### DIRECTIONS FOR THIS TASK:
Copy the data precisely, keeping every character.

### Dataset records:
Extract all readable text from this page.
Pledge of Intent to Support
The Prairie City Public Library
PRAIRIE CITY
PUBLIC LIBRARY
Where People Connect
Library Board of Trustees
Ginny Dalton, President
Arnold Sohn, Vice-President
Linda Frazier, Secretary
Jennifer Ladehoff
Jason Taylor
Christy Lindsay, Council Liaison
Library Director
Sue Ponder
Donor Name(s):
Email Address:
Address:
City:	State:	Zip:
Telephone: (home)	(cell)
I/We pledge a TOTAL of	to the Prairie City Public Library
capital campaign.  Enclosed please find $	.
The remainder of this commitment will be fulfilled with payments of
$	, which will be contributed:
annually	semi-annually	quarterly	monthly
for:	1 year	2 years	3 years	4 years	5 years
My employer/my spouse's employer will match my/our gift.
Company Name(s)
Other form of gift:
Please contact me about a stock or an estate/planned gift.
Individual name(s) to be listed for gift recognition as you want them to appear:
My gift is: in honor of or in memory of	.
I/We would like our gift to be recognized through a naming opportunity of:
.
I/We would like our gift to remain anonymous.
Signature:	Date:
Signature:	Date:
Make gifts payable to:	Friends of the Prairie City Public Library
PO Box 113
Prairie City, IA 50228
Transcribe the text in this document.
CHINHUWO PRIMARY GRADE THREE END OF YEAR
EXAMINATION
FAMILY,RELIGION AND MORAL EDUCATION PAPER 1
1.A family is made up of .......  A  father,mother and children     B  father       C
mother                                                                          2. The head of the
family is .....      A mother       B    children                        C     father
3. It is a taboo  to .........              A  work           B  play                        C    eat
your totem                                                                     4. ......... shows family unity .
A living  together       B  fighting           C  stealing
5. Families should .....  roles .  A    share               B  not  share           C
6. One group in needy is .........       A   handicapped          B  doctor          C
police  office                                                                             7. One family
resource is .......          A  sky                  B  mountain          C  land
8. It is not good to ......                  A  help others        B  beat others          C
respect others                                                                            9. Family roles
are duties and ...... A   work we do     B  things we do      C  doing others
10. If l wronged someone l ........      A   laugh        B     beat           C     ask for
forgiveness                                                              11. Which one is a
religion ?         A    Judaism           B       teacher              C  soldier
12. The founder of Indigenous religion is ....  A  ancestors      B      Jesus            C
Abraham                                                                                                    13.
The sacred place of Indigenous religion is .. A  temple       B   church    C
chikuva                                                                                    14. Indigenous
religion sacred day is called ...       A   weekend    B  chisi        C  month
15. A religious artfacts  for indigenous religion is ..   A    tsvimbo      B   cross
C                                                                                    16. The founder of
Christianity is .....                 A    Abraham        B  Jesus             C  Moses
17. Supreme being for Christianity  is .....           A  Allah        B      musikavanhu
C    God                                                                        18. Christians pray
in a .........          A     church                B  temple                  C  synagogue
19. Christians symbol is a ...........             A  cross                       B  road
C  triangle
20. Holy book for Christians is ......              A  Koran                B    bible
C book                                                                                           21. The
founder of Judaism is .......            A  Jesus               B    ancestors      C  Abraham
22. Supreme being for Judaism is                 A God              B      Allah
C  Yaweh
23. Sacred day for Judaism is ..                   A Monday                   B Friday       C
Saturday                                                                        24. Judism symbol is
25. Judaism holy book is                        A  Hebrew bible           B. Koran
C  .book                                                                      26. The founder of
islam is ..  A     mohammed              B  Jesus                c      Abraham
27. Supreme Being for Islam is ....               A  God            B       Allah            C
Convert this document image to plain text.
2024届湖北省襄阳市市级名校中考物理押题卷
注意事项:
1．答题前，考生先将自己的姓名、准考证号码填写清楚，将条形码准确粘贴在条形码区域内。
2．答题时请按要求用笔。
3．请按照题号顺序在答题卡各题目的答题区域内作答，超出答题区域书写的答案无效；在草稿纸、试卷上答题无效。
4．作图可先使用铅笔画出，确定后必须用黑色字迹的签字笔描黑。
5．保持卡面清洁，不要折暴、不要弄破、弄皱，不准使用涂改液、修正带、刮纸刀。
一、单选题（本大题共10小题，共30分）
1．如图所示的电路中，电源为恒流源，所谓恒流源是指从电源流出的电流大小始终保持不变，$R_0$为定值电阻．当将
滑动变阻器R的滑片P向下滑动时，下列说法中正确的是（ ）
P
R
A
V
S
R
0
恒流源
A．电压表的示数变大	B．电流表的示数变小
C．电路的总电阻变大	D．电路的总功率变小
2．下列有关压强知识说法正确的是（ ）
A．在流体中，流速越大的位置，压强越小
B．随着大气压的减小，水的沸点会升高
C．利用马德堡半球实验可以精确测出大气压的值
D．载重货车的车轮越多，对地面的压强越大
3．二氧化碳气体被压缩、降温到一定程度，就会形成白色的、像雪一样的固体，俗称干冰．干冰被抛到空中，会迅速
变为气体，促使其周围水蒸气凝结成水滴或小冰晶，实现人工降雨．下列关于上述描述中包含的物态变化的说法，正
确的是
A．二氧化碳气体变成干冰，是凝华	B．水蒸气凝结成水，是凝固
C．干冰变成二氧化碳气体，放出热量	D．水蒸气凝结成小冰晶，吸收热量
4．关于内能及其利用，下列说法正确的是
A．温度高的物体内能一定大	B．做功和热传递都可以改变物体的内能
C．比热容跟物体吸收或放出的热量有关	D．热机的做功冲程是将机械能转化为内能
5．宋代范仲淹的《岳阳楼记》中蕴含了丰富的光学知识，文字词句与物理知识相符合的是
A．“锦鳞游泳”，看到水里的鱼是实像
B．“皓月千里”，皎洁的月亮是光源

### COMPLETE OUTPUT:
Extract all readable text from this page.
Pledge of Intent to Support
The Prairie City Public Library
PRAIRIE CITY
PUBLIC LIBRARY
Where People Connect
Library Board of Trustees
Ginny Dalton, President
Arnold Sohn, Vice-President
Linda Frazier, Secretary
Jennifer Ladehoff
Jason Taylor
Christy Lindsay, Council Liaison
Library Director
Sue Ponder
Donor Name(s):
Email Address:
Address:
City:	State:	Zip:
Telephone: (home)	(cell)
I/We pledge a TOTAL of	to the Prairie City Public Library
capital campaign.  Enclosed please find $	.
The remainder of this commitment will be fulfilled with payments of
$	, which will be contributed:
annually	semi-annually	quarterly	monthly
for:	1 year	2 years	3 years	4 years	5 years
My employer/my spouse's employer will match my/our gift.
Company Name(s)
Other form of gift:
Please contact me about a stock or an estate/planned gift.
Individual name(s) to be listed for gift recognition as you want them to appear:
My gift is: in honor of or in memory of	.
I/We would like our gift to be recognized through a naming opportunity of:
.
I/We would like our gift to remain anonymous.
Signature:	Date:
Signature:	Date:
Make gifts payable to:	Friends of the Prairie City Public Library
PO Box 113
Prairie City, IA 50228
Transcribe the text in this document.
CHINHUWO PRIMARY GRADE THREE END OF YEAR
EXAMINATION
FAMILY,RELIGION AND MORAL EDUCATION PAPER 1
1.A family is made up of .......  A  father,mother and children     B  father       C
mother                                                                          2. The head of the
family is .....      A mother       B    children                        C     father
3. It is a taboo  to .........              A  work           B  play                        C    eat
your totem                                                                     4. ......... shows family unity .
A living  together       B  fighting           C  stealing
5. Families should .....  roles .  A    share               B  not  share           C
6. One group in needy is .........       A   handicapped          B  doctor          C
police  office                                                                             7. One family
resource is .......          A  sky                  B  mountain          C  land
8. It is not good to ......                  A  help others        B  beat others          C
respect others                                                                            9. Family roles
are duties and ...... A   work we do     B  things we do      C  doing others
10. If l wronged someone l ........      A   laugh        B     beat           C     ask for
forgiveness                                                              11. Which one is a
religion ?         A    Judaism           B       teacher              C  soldier
12. The founder of Indigenous religion is ....  A  ancestors      B      Jesus            C
Abraham                                                                                                    13.
The sacred place of Indigenous religion is .. A  temple       B   church    C
chikuva                                                                                    14. Indigenous
religion sacred day is called ...       A   weekend    B  chisi        C  month
15. A religious artfacts  for indigenous religion is ..   A    tsvimbo      B   cross
C                                                                                    16. The founder of
Christianity is .....                 A    Abraham        B  Jesus             C  Moses
17. Supreme being for Christianity  is .....           A  Allah        B      musikavanhu
C    God                                                                        18. Christians pray
in a .........          A     church                B  temple                  C  synagogue
19. Christians symbol is a ...........             A  cross                       B  road
C  triangle
20. Holy book for Christians is ......              A  Koran                B    bible
C book                                                                                           21. The
founder of Judaism is .......            A  Jesus               B    ancestors      C  Abraham
22. Supreme being for Judaism is                 A God              B      Allah
C  Yaweh
23. Sacred day for Judaism is ..                   A Monday                   B Friday       C
Saturday                                                                        24. Judism symbol is
25. Judaism holy book is                        A  Hebrew bible           B. Koran
C  .book                                                                      26. The founder of
islam is ..  A     mohammed              B  Jesus                c      Abraham
27. Supreme Being for Islam is ....               A  God            B       Allah            C
Convert this document image to plain text.
2024届湖北省襄阳市市级名校中考物理押题卷
注意事项:
1．答题前，考生先将自己的姓名、准考证号码填写清楚，将条形码准确粘贴在条形码区域内。
2．答题时请按要求用笔。
3．请按照题号顺序在答题卡各题目的答题区域内作答，超出答题区域书写的答案无效；在草稿纸、试卷上答题无效。
4．作图可先使用铅笔画出，确定后必须用黑色字迹的签字笔描黑。
5．保持卡面清洁，不要折暴、不要弄破、弄皱，不准使用涂改液、修正带、刮纸刀。
一、单选题（本大题共10小题，共30分）
1．如图所示的电路中，电源为恒流源，所谓恒流源是指从电源流出的电流大小始终保持不变，$R_0$为定值电阻．当将
滑动变阻器R的滑片P向下滑动时，下列说法中正确的是（ ）
P
R
A
V
S
R
0
恒流源
A．电压表的示数变大	B．电流表的示数变小
C．电路的总电阻变大	D．电路的总功率变小
2．下列有关压强知识说法正确的是（ ）
A．在流体中，流速越大的位置，压强越小
B．随着大气压的减小，水的沸点会升高
C．利用马德堡半球实验可以精确测出大气压的值
D．载重货车的车轮越多，对地面的压强越大
3．二氧化碳气体被压缩、降温到一定程度，就会形成白色的、像雪一样的固体，俗称干冰．干冰被抛到空中，会迅速
变为气体，促使其周围水蒸气凝结成水滴或小冰晶，实现人工降雨．下列关于上述描述中包含的物态变化的说法，正
确的是
A．二氧化碳气体变成干冰，是凝华	B．水蒸气凝结成水，是凝固
C．干冰变成二氧化碳气体，放出热量	D．水蒸气凝结成小冰晶，吸收热量
4．关于内能及其利用，下列说法正确的是
A．温度高的物体内能一定大	B．做功和热传递都可以改变物体的内能
C．比热容跟物体吸收或放出的热量有关	D．热机的做功冲程是将机械能转化为内能
5．宋代范仲淹的《岳阳楼记》中蕴含了丰富的光学知识，文字词句与物理知识相符合的是
A．“锦鳞游泳”，看到水里的鱼是实像
B．“皓月千里”，皎洁的月亮是光源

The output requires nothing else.